(Dataset excerpt)
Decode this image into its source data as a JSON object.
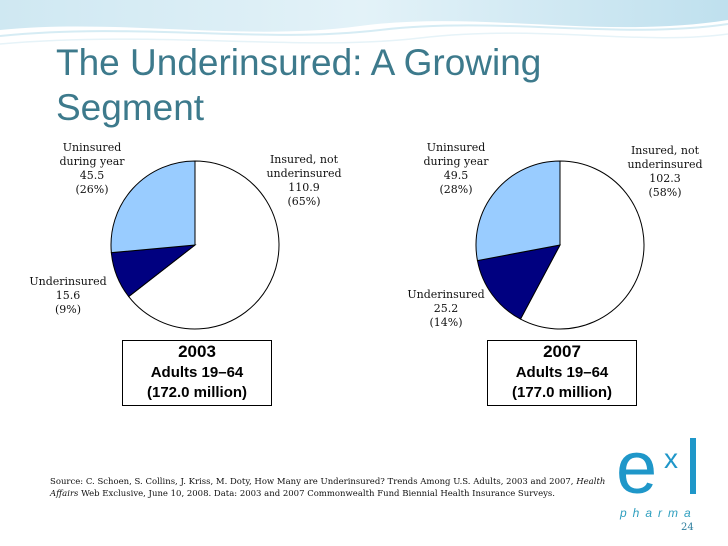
{
  "slide": {
    "title": "The Underinsured: A Growing Segment",
    "source_prefix": "Source: C. Schoen, S. Collins, J. Kriss, M. Doty, How Many are Underinsured? Trends Among U.S. Adults, 2003 and 2007, ",
    "source_journal": "Health Affairs",
    "source_suffix": " Web Exclusive, June 10, 2008. Data: 2003 and 2007 Commonwealth Fund Biennial Health Insurance Surveys.",
    "page_number": "24",
    "logo": {
      "e": "e",
      "x": "x",
      "pharma": "pharma"
    }
  },
  "colors": {
    "insured": "#ffffff",
    "underinsured": "#000080",
    "uninsured": "#99ccff",
    "title": "#3d7a8c",
    "accent": "#1f97c9"
  },
  "chart_data": [
    {
      "type": "pie",
      "title": "2003",
      "subtitle1": "Adults 19–64",
      "subtitle2": "(172.0 million)",
      "slices": [
        {
          "key": "insured",
          "label1": "Insured, not",
          "label2": "underinsured",
          "value_text": "110.9",
          "pct_text": "(65%)",
          "value": 110.9,
          "percent": 65
        },
        {
          "key": "underinsured",
          "label1": "Underinsured",
          "label2": "",
          "value_text": "15.6",
          "pct_text": "(9%)",
          "value": 15.6,
          "percent": 9
        },
        {
          "key": "uninsured",
          "label1": "Uninsured",
          "label2": "during year",
          "value_text": "45.5",
          "pct_text": "(26%)",
          "value": 45.5,
          "percent": 26
        }
      ]
    },
    {
      "type": "pie",
      "title": "2007",
      "subtitle1": "Adults 19–64",
      "subtitle2": "(177.0 million)",
      "slices": [
        {
          "key": "insured",
          "label1": "Insured, not",
          "label2": "underinsured",
          "value_text": "102.3",
          "pct_text": "(58%)",
          "value": 102.3,
          "percent": 58
        },
        {
          "key": "underinsured",
          "label1": "Underinsured",
          "label2": "",
          "value_text": "25.2",
          "pct_text": "(14%)",
          "value": 25.2,
          "percent": 14
        },
        {
          "key": "uninsured",
          "label1": "Uninsured",
          "label2": "during year",
          "value_text": "49.5",
          "pct_text": "(28%)",
          "value": 49.5,
          "percent": 28
        }
      ]
    }
  ]
}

DIRECTIONS - Your task is to repeat the data above exactly while excluding the pictures.

THE REPLY -
Decode this image into its source data as a JSON object.
{
  "slide": {
    "title": "The Underinsured: A Growing Segment",
    "source_prefix": "Source: C. Schoen, S. Collins, J. Kriss, M. Doty, How Many are Underinsured? Trends Among U.S. Adults, 2003 and 2007, ",
    "source_journal": "Health Affairs",
    "source_suffix": " Web Exclusive, June 10, 2008. Data: 2003 and 2007 Commonwealth Fund Biennial Health Insurance Surveys.",
    "page_number": "24",
    "logo": {
      "e": "e",
      "x": "x",
      "pharma": "pharma"
    }
  },
  "colors": {
    "insured": "#ffffff",
    "underinsured": "#000080",
    "uninsured": "#99ccff",
    "title": "#3d7a8c",
    "accent": "#1f97c9"
  },
  "chart_data": [
    {
      "type": "pie",
      "title": "2003",
      "subtitle1": "Adults 19–64",
      "subtitle2": "(172.0 million)",
      "slices": [
        {
          "key": "insured",
          "label1": "Insured, not",
          "label2": "underinsured",
          "value_text": "110.9",
          "pct_text": "(65%)",
          "value": 110.9,
          "percent": 65
        },
        {
          "key": "underinsured",
          "label1": "Underinsured",
          "label2": "",
          "value_text": "15.6",
          "pct_text": "(9%)",
          "value": 15.6,
          "percent": 9
        },
        {
          "key": "uninsured",
          "label1": "Uninsured",
          "label2": "during year",
          "value_text": "45.5",
          "pct_text": "(26%)",
          "value": 45.5,
          "percent": 26
        }
      ]
    },
    {
      "type": "pie",
      "title": "2007",
      "subtitle1": "Adults 19–64",
      "subtitle2": "(177.0 million)",
      "slices": [
        {
          "key": "insured",
          "label1": "Insured, not",
          "label2": "underinsured",
          "value_text": "102.3",
          "pct_text": "(58%)",
          "value": 102.3,
          "percent": 58
        },
        {
          "key": "underinsured",
          "label1": "Underinsured",
          "label2": "",
          "value_text": "25.2",
          "pct_text": "(14%)",
          "value": 25.2,
          "percent": 14
        },
        {
          "key": "uninsured",
          "label1": "Uninsured",
          "label2": "during year",
          "value_text": "49.5",
          "pct_text": "(28%)",
          "value": 49.5,
          "percent": 28
        }
      ]
    }
  ]
}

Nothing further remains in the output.